(Source records)
══════════
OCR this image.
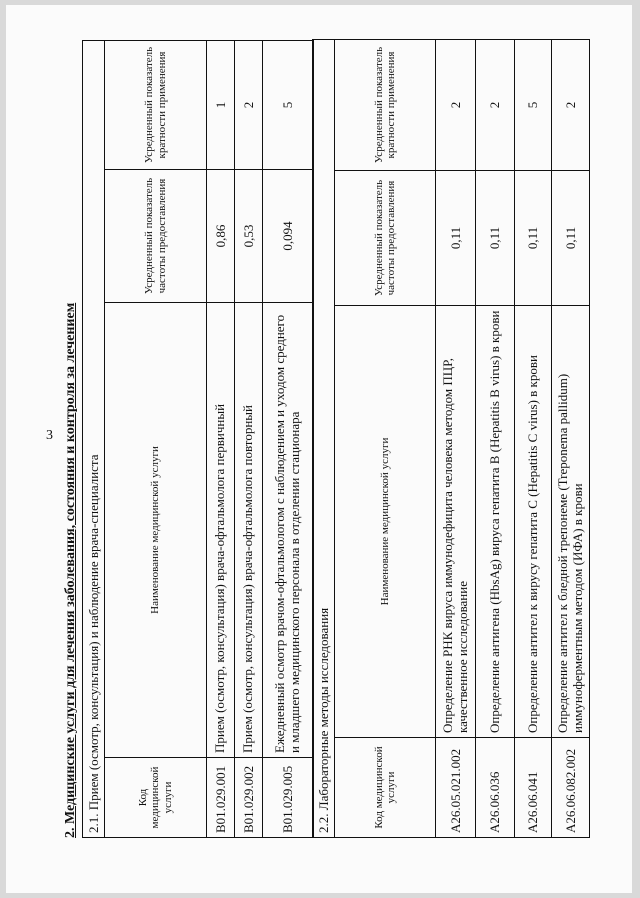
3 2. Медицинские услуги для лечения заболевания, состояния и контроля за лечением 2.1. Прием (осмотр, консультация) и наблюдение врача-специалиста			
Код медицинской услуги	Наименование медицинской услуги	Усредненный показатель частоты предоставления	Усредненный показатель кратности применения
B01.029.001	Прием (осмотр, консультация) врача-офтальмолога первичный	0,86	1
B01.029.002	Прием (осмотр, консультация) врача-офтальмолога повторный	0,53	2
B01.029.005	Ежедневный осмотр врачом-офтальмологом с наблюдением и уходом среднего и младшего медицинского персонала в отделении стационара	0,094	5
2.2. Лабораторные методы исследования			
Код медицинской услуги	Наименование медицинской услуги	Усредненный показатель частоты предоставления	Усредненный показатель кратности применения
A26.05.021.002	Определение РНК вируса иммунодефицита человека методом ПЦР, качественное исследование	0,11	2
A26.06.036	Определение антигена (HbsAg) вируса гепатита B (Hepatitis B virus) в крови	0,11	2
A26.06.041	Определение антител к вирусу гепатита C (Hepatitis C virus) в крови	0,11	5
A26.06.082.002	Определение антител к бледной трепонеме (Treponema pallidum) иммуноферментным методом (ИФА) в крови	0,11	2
══════════
## EXERCISE OBJECTIVE:
Could every entry above be printed again exactly, images excluded?

## ANSWER TO THIS PROBLEM:
OCR this image.
3 2. Медицинские услуги для лечения заболевания, состояния и контроля за лечением 2.1. Прием (осмотр, консультация) и наблюдение врача-специалиста			
Код медицинской услуги	Наименование медицинской услуги	Усредненный показатель частоты предоставления	Усредненный показатель кратности применения
B01.029.001	Прием (осмотр, консультация) врача-офтальмолога первичный	0,86	1
B01.029.002	Прием (осмотр, консультация) врача-офтальмолога повторный	0,53	2
B01.029.005	Ежедневный осмотр врачом-офтальмологом с наблюдением и уходом среднего и младшего медицинского персонала в отделении стационара	0,094	5
2.2. Лабораторные методы исследования			
Код медицинской услуги	Наименование медицинской услуги	Усредненный показатель частоты предоставления	Усредненный показатель кратности применения
A26.05.021.002	Определение РНК вируса иммунодефицита человека методом ПЦР, качественное исследование	0,11	2
A26.06.036	Определение антигена (HbsAg) вируса гепатита B (Hepatitis B virus) в крови	0,11	2
A26.06.041	Определение антител к вирусу гепатита C (Hepatitis C virus) в крови	0,11	5
A26.06.082.002	Определение антител к бледной трепонеме (Treponema pallidum) иммуноферментным методом (ИФА) в крови	0,11	2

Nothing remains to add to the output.